■ Request
Look through the material below and count the lines with the string "initialization". Report only the count.

▬▬▬▬▬▬▬▬▬▬

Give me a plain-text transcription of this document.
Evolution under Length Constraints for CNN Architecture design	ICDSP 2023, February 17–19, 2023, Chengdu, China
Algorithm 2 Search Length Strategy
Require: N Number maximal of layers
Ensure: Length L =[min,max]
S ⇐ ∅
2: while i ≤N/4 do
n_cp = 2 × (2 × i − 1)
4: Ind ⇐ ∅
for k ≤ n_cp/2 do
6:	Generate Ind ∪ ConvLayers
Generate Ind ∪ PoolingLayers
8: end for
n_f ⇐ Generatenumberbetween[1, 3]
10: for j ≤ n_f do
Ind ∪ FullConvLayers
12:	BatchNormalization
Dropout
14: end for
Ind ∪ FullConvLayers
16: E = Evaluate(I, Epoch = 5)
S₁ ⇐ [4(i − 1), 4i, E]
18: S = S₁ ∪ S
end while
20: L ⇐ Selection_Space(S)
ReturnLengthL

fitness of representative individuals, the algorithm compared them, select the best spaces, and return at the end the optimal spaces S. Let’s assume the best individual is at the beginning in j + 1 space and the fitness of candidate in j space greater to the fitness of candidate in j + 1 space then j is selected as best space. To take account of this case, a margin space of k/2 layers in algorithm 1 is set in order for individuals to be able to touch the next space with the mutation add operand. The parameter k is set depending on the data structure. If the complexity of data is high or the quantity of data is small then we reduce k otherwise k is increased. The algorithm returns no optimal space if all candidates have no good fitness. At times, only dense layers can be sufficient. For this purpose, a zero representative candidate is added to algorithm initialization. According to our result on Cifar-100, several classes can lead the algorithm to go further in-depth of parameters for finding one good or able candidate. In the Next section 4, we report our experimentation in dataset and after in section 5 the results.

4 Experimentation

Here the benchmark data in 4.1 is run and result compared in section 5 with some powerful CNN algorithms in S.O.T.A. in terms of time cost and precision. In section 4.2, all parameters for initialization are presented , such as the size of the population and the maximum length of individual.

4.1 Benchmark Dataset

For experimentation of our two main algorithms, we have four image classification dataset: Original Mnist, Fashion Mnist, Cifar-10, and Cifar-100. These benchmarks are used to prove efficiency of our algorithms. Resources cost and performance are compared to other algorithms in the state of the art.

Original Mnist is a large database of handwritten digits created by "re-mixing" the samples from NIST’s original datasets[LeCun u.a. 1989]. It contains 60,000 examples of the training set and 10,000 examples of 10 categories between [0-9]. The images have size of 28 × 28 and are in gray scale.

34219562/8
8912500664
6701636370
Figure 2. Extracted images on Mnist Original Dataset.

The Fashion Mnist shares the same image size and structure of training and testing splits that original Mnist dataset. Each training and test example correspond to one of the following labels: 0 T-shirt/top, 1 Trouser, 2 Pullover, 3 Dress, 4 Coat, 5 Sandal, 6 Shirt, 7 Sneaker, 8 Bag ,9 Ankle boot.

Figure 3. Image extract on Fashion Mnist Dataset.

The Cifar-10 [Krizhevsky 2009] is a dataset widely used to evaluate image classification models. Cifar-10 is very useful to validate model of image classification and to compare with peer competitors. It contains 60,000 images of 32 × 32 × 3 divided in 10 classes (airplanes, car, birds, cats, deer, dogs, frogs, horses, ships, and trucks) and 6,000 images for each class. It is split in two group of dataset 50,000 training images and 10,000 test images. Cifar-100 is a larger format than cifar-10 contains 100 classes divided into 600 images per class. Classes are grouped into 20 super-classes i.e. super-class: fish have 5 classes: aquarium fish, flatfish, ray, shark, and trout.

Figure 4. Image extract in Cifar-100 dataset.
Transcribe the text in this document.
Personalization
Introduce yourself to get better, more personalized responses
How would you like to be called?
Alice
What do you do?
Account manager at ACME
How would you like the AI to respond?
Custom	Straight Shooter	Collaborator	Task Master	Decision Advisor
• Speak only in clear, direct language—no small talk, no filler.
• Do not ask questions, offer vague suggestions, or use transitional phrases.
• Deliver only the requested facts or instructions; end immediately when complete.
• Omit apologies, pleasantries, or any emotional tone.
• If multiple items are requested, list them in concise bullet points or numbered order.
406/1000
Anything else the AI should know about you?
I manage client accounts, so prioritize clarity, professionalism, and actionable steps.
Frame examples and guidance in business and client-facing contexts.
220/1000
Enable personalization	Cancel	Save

▬▬▬▬▬▬▬▬▬▬

■ Output below
2